-- START OF Listed records --
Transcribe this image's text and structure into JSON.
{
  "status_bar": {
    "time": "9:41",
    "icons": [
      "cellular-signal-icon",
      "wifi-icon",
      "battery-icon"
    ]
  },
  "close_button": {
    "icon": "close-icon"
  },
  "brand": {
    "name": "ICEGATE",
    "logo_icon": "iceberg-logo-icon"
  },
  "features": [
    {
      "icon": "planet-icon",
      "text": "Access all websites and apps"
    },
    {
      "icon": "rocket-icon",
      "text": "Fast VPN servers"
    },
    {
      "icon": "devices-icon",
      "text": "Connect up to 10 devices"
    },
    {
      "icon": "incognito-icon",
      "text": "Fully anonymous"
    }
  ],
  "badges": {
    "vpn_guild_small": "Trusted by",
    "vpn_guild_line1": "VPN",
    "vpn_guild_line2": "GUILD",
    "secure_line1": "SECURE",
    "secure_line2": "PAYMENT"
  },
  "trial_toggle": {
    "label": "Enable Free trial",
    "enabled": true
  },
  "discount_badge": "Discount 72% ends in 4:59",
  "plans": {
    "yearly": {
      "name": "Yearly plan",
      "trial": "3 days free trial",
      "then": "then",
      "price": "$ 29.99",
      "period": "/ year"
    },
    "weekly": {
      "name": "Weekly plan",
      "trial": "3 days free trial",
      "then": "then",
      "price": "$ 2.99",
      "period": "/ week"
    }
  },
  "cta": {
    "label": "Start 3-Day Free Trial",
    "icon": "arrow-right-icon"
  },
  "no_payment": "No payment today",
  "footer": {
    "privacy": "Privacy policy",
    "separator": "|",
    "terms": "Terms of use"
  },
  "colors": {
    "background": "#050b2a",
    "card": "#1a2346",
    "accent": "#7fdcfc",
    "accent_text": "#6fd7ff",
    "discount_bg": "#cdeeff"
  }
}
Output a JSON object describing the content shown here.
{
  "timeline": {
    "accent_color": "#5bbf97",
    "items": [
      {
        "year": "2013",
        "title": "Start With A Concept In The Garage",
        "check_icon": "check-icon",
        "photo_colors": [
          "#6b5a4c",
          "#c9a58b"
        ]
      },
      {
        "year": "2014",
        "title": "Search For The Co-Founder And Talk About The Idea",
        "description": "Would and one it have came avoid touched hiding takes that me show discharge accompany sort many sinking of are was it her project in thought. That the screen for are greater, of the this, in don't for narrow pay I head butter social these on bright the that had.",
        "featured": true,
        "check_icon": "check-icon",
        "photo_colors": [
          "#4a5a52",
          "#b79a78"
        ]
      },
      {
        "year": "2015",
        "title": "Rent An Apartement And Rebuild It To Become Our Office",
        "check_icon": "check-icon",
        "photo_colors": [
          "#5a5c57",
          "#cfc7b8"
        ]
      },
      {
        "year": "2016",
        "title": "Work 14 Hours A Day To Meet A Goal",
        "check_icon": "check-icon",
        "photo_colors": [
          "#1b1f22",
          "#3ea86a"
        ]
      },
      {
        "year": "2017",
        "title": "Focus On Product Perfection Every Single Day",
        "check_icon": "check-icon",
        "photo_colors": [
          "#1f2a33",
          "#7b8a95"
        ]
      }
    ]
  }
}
-- END OF Listed records --
Given instruction »
Say how many lines above contain the string "label". Answer with the number only.

Right answer »
2